**What you will do**.
Across the entries below, count the lines in which the word "color" occurs. Reply with the count alone.

# start of Given information

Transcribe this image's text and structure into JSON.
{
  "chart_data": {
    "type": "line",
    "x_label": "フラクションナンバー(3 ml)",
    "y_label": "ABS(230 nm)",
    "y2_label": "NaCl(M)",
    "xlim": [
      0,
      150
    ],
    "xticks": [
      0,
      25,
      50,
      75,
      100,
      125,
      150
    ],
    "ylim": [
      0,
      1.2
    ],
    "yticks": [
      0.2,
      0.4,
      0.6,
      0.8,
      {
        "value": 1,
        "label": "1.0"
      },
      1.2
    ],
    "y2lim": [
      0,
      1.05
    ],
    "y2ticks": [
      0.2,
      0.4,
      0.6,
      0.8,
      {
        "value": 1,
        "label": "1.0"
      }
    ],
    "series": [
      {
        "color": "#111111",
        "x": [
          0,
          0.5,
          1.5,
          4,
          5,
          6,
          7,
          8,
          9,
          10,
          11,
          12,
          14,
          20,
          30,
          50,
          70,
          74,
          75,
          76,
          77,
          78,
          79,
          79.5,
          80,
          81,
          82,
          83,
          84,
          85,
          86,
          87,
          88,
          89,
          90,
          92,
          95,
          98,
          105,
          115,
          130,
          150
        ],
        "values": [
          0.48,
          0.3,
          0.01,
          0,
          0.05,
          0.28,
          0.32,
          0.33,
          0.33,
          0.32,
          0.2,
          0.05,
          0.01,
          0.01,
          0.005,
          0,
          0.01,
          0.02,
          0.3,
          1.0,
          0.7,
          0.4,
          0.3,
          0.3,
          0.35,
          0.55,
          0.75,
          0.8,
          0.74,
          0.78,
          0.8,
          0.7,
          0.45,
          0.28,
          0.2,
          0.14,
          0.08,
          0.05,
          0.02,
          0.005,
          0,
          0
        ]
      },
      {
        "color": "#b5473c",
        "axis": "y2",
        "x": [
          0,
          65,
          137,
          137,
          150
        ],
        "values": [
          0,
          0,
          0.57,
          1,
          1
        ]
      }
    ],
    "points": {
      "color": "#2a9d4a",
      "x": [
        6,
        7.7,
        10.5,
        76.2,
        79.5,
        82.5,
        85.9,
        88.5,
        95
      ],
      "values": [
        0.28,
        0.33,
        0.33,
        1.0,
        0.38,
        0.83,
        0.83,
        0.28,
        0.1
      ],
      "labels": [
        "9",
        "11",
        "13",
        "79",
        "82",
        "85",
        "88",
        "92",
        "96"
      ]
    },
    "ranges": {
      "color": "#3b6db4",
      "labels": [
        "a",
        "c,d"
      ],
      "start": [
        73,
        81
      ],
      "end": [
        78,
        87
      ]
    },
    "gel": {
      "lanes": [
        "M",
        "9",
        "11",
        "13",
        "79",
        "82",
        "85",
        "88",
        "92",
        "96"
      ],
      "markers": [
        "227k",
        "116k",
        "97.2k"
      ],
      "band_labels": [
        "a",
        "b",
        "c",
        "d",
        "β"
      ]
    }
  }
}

# end of Given information

**Exercise solution**.
4